**EXERCISE**:
Without the pictures, repeat the listing character for character.

====== EXCERPTED DATA

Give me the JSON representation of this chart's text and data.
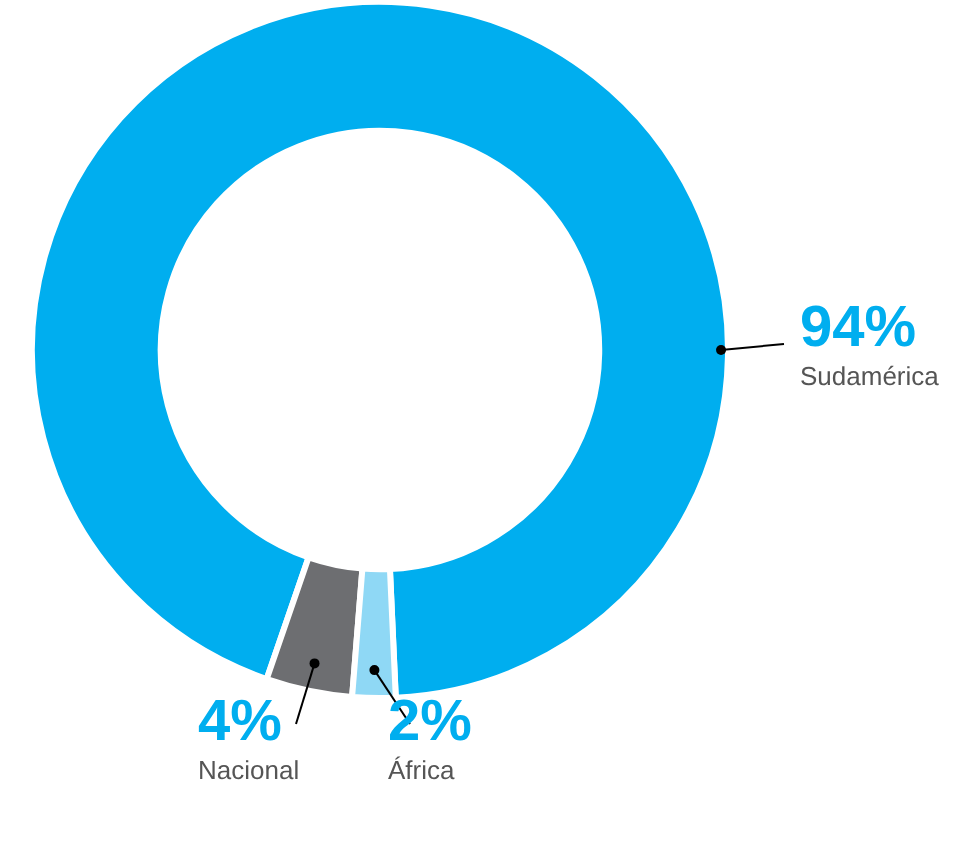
{
  "chart_data": {
    "type": "donut",
    "categories": [
      "Sudamérica",
      "Nacional",
      "África"
    ],
    "values": [
      94,
      4,
      2
    ],
    "colors": [
      "#00aeef",
      "#6d6e71",
      "#8fd8f5"
    ],
    "value_labels": [
      "94%",
      "4%",
      "2%"
    ],
    "legend": false
  }
}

============

**ANSWER FOR THE TASK**:
Give me the JSON representation of this chart's text and data.
{
  "chart_data": {
    "type": "donut",
    "categories": [
      "Sudamérica",
      "Nacional",
      "África"
    ],
    "values": [
      94,
      4,
      2
    ],
    "colors": [
      "#00aeef",
      "#6d6e71",
      "#8fd8f5"
    ],
    "value_labels": [
      "94%",
      "4%",
      "2%"
    ],
    "legend": false
  }
}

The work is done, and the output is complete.